### Task item:
Since each line must match the original, copy out the records with no differences at all.

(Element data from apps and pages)
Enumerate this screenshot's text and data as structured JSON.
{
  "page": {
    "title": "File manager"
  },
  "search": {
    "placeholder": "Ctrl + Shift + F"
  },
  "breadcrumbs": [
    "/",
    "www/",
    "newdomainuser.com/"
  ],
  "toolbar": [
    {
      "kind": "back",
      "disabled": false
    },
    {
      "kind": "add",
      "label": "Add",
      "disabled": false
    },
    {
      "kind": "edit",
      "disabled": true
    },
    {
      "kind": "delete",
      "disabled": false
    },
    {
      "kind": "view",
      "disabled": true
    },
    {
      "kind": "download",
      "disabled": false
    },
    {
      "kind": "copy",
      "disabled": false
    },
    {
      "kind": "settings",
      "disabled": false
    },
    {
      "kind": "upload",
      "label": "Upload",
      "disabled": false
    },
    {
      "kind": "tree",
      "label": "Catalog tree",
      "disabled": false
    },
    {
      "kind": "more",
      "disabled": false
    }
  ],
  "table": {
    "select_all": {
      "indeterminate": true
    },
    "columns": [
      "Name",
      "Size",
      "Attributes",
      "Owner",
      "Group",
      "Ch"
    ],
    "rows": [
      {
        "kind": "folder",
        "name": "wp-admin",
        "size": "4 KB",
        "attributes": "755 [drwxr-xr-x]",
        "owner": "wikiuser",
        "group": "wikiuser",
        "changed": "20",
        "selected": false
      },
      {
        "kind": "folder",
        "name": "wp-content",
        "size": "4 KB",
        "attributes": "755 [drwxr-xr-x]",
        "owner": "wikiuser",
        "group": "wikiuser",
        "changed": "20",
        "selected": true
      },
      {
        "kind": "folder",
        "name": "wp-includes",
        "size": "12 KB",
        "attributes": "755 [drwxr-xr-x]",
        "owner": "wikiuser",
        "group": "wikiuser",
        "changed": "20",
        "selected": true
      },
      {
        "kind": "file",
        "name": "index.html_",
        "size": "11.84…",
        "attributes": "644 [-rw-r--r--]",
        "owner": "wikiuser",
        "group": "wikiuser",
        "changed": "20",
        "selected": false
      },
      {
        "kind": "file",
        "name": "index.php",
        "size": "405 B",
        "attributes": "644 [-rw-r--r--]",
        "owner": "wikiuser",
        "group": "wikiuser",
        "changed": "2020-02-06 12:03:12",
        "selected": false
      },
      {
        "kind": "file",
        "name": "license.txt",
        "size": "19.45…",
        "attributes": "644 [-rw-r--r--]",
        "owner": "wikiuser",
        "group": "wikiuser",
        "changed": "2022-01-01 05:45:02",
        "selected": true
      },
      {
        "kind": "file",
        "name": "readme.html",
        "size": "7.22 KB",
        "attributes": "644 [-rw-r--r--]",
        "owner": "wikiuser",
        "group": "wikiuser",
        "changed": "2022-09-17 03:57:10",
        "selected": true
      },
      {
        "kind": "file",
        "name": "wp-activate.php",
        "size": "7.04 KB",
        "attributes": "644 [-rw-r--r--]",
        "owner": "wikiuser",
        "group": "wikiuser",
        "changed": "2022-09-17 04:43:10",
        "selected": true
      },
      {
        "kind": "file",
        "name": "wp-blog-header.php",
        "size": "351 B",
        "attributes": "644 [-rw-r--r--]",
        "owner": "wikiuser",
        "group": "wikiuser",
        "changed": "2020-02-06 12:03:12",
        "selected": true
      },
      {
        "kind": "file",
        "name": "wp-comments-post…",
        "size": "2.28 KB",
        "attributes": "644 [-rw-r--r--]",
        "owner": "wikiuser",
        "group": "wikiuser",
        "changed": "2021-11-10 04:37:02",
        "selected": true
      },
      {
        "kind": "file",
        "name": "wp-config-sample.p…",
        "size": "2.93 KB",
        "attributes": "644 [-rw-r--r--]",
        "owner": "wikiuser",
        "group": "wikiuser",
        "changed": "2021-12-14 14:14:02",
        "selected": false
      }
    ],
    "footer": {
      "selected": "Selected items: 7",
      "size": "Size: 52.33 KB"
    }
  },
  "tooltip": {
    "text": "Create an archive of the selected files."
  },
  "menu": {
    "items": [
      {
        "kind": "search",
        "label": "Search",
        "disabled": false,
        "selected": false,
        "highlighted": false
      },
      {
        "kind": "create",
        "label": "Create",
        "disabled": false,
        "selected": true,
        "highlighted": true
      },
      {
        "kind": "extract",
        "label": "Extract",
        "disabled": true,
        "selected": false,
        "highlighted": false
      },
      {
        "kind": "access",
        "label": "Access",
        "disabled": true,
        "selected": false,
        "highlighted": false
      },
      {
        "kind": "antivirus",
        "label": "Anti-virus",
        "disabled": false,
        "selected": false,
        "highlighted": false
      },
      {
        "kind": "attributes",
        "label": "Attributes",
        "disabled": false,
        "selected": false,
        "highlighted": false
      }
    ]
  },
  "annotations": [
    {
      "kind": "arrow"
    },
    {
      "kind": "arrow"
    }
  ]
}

### Task output:
Enumerate this screenshot's text and data as structured JSON.
{
  "page": {
    "title": "File manager"
  },
  "search": {
    "placeholder": "Ctrl + Shift + F"
  },
  "breadcrumbs": [
    "/",
    "www/",
    "newdomainuser.com/"
  ],
  "toolbar": [
    {
      "kind": "back",
      "disabled": false
    },
    {
      "kind": "add",
      "label": "Add",
      "disabled": false
    },
    {
      "kind": "edit",
      "disabled": true
    },
    {
      "kind": "delete",
      "disabled": false
    },
    {
      "kind": "view",
      "disabled": true
    },
    {
      "kind": "download",
      "disabled": false
    },
    {
      "kind": "copy",
      "disabled": false
    },
    {
      "kind": "settings",
      "disabled": false
    },
    {
      "kind": "upload",
      "label": "Upload",
      "disabled": false
    },
    {
      "kind": "tree",
      "label": "Catalog tree",
      "disabled": false
    },
    {
      "kind": "more",
      "disabled": false
    }
  ],
  "table": {
    "select_all": {
      "indeterminate": true
    },
    "columns": [
      "Name",
      "Size",
      "Attributes",
      "Owner",
      "Group",
      "Ch"
    ],
    "rows": [
      {
        "kind": "folder",
        "name": "wp-admin",
        "size": "4 KB",
        "attributes": "755 [drwxr-xr-x]",
        "owner": "wikiuser",
        "group": "wikiuser",
        "changed": "20",
        "selected": false
      },
      {
        "kind": "folder",
        "name": "wp-content",
        "size": "4 KB",
        "attributes": "755 [drwxr-xr-x]",
        "owner": "wikiuser",
        "group": "wikiuser",
        "changed": "20",
        "selected": true
      },
      {
        "kind": "folder",
        "name": "wp-includes",
        "size": "12 KB",
        "attributes": "755 [drwxr-xr-x]",
        "owner": "wikiuser",
        "group": "wikiuser",
        "changed": "20",
        "selected": true
      },
      {
        "kind": "file",
        "name": "index.html_",
        "size": "11.84…",
        "attributes": "644 [-rw-r--r--]",
        "owner": "wikiuser",
        "group": "wikiuser",
        "changed": "20",
        "selected": false
      },
      {
        "kind": "file",
        "name": "index.php",
        "size": "405 B",
        "attributes": "644 [-rw-r--r--]",
        "owner": "wikiuser",
        "group": "wikiuser",
        "changed": "2020-02-06 12:03:12",
        "selected": false
      },
      {
        "kind": "file",
        "name": "license.txt",
        "size": "19.45…",
        "attributes": "644 [-rw-r--r--]",
        "owner": "wikiuser",
        "group": "wikiuser",
        "changed": "2022-01-01 05:45:02",
        "selected": true
      },
      {
        "kind": "file",
        "name": "readme.html",
        "size": "7.22 KB",
        "attributes": "644 [-rw-r--r--]",
        "owner": "wikiuser",
        "group": "wikiuser",
        "changed": "2022-09-17 03:57:10",
        "selected": true
      },
      {
        "kind": "file",
        "name": "wp-activate.php",
        "size": "7.04 KB",
        "attributes": "644 [-rw-r--r--]",
        "owner": "wikiuser",
        "group": "wikiuser",
        "changed": "2022-09-17 04:43:10",
        "selected": true
      },
      {
        "kind": "file",
        "name": "wp-blog-header.php",
        "size": "351 B",
        "attributes": "644 [-rw-r--r--]",
        "owner": "wikiuser",
        "group": "wikiuser",
        "changed": "2020-02-06 12:03:12",
        "selected": true
      },
      {
        "kind": "file",
        "name": "wp-comments-post…",
        "size": "2.28 KB",
        "attributes": "644 [-rw-r--r--]",
        "owner": "wikiuser",
        "group": "wikiuser",
        "changed": "2021-11-10 04:37:02",
        "selected": true
      },
      {
        "kind": "file",
        "name": "wp-config-sample.p…",
        "size": "2.93 KB",
        "attributes": "644 [-rw-r--r--]",
        "owner": "wikiuser",
        "group": "wikiuser",
        "changed": "2021-12-14 14:14:02",
        "selected": false
      }
    ],
    "footer": {
      "selected": "Selected items: 7",
      "size": "Size: 52.33 KB"
    }
  },
  "tooltip": {
    "text": "Create an archive of the selected files."
  },
  "menu": {
    "items": [
      {
        "kind": "search",
        "label": "Search",
        "disabled": false,
        "selected": false,
        "highlighted": false
      },
      {
        "kind": "create",
        "label": "Create",
        "disabled": false,
        "selected": true,
        "highlighted": true
      },
      {
        "kind": "extract",
        "label": "Extract",
        "disabled": true,
        "selected": false,
        "highlighted": false
      },
      {
        "kind": "access",
        "label": "Access",
        "disabled": true,
        "selected": false,
        "highlighted": false
      },
      {
        "kind": "antivirus",
        "label": "Anti-virus",
        "disabled": false,
        "selected": false,
        "highlighted": false
      },
      {
        "kind": "attributes",
        "label": "Attributes",
        "disabled": false,
        "selected": false,
        "highlighted": false
      }
    ]
  },
  "annotations": [
    {
      "kind": "arrow"
    },
    {
      "kind": "arrow"
    }
  ]
}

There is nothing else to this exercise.